Passage provided:
** START **

The broker is the message-routing component of your system. It passes messages from client to server and from server to client. These messages are requests for services and replies to those requests, as well as messages about exceptions that have occurred. The requests are coded as calls to the broker’s API. The broker is responsible for error handling in response to these exception reports.
Servers publish their capabilities (services and characteristics) to a broker. Clients request a service from the broker, and the broker then redirects the client to a suitable service from its registry. Good examples of Message broker softwares are Apache ActiveMQ, Apache Kafka, RabbitMQ.
Here’s an example on how this pattern would look in a diagram:
This pattern is recommended if the relation client-server is not fixed because there are many suitable servers or the availability of the servers changes over time. Also if the choice of server depends on some criterion that is complex enough to be delegated to a separate component. By the contrary setting up or building the broker piece is a challenging task which is usually taken over one of the providers mentioned above.
Discover your architecture
The list of patterns could go on, in fact these are the ones that in my personal opinion I consider to be the most commonly found out there. Certainly patterns are born from new experiences, some may apply to a variety of systems and teams while others may apply to a single organization. It is important to observe the reality of our system, look for other people and experiences that are familiar with the problem that is being addressed. It is likely that your solution will require the combination of several of these patterns, complexity is an unavoidable factor in all successful software systems.

** END **

Aim: Can you continue the passage on software architecture patterns, picking up right after its last sentence?

Dataset excerpts:
** START **

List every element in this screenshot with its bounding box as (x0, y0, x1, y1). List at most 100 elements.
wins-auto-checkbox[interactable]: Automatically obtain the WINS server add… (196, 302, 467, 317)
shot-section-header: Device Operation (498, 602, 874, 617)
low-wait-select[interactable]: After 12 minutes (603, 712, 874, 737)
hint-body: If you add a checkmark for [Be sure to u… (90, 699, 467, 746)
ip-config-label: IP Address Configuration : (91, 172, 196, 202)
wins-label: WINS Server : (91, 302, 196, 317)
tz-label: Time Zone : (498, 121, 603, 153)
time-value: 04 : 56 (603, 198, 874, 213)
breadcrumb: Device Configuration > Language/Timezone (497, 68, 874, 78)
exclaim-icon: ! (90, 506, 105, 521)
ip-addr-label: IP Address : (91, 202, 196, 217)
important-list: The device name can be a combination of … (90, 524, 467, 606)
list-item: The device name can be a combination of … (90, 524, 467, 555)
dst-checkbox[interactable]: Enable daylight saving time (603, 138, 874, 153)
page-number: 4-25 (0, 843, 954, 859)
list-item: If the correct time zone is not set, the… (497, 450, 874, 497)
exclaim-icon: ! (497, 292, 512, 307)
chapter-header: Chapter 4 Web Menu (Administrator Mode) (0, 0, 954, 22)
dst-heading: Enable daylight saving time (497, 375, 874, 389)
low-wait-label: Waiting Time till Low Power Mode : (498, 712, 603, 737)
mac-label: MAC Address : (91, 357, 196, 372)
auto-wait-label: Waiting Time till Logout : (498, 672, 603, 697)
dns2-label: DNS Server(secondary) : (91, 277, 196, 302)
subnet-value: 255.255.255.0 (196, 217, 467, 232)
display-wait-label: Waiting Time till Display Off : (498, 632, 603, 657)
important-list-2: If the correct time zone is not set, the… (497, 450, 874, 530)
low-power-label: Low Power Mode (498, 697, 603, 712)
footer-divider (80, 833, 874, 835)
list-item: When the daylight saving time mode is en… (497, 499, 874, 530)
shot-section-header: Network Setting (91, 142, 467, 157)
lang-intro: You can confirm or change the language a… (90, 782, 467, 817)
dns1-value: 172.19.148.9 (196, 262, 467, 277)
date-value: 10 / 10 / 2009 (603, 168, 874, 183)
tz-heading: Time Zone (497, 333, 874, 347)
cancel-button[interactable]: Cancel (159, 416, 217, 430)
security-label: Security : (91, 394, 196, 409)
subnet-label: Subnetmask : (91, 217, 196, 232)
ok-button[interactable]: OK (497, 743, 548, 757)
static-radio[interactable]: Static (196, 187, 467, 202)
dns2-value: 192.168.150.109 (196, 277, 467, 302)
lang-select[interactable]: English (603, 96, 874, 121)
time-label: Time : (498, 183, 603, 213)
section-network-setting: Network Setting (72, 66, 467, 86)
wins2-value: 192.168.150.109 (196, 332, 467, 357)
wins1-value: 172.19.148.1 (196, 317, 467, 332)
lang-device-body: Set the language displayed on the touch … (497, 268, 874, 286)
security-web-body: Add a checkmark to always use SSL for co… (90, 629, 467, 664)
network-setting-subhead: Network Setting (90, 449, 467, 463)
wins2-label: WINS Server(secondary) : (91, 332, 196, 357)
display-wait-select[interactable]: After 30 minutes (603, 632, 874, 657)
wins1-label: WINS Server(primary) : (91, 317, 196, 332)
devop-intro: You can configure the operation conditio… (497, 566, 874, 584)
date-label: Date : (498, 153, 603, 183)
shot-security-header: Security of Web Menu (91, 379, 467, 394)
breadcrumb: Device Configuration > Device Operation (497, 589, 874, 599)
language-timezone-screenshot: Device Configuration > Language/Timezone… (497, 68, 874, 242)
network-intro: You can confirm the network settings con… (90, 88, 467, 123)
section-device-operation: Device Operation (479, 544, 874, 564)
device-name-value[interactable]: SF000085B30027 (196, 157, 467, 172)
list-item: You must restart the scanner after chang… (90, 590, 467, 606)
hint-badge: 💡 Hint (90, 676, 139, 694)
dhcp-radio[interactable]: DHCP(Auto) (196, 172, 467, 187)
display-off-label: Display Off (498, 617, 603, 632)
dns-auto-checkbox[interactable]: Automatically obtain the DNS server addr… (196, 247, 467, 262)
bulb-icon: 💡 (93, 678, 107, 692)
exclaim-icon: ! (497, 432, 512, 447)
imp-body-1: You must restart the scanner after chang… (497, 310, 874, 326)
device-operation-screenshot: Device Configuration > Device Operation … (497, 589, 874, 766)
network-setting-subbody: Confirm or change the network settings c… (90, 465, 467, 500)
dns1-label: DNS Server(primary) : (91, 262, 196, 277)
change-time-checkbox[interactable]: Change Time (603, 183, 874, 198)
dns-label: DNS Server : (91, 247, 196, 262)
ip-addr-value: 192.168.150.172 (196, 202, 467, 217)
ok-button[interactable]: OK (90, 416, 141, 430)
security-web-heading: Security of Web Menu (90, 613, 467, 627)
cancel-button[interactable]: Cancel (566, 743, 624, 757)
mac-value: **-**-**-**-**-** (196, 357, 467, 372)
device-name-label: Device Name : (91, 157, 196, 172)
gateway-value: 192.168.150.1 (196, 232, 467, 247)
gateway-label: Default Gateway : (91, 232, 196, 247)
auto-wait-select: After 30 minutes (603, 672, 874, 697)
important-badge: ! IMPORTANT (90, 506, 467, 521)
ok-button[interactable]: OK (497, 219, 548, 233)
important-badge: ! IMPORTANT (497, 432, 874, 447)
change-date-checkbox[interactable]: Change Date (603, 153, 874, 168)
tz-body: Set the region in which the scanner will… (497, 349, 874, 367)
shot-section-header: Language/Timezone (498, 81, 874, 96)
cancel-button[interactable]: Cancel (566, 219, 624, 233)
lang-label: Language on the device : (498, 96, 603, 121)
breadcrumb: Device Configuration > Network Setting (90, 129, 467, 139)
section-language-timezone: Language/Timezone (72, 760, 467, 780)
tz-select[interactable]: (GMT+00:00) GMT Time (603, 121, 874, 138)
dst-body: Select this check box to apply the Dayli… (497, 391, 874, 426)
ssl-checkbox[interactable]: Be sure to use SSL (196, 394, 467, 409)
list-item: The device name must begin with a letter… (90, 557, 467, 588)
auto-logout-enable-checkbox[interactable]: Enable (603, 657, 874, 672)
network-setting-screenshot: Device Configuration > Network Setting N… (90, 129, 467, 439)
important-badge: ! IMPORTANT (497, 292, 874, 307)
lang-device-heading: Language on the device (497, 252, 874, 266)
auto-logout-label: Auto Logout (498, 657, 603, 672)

** END **

Response for this exercise:
Bonus: Architecture missmatch
Architecture missmatch is a phenomenon that occurs very commonly when designing an architecture where it is assumed that a component will be used in a way that conflicts with the actual use of that component. This will cause the architecture in general to be difficult to develop and mainly to maintain, making quality attributes not achieved.
This situation can happen at the conceptual level when an architectural scheme is not aligned with the most important attributes of the desired system or when the selected technology is not the right one. For example, if there are indications that the architecture is associated with a pub-sub model, using a relational database as the main mechanism to exchange messages will notoriously affect the final result.
Studying these patterns, and fundamentally taking the time required to define an architecture properly, can save us from many problems, so we should not underestimate this activity at the beginning of each new project that we have to face. Even the selection of technologies is a decision that should come after having the architecture defined and not the other way around as often happens.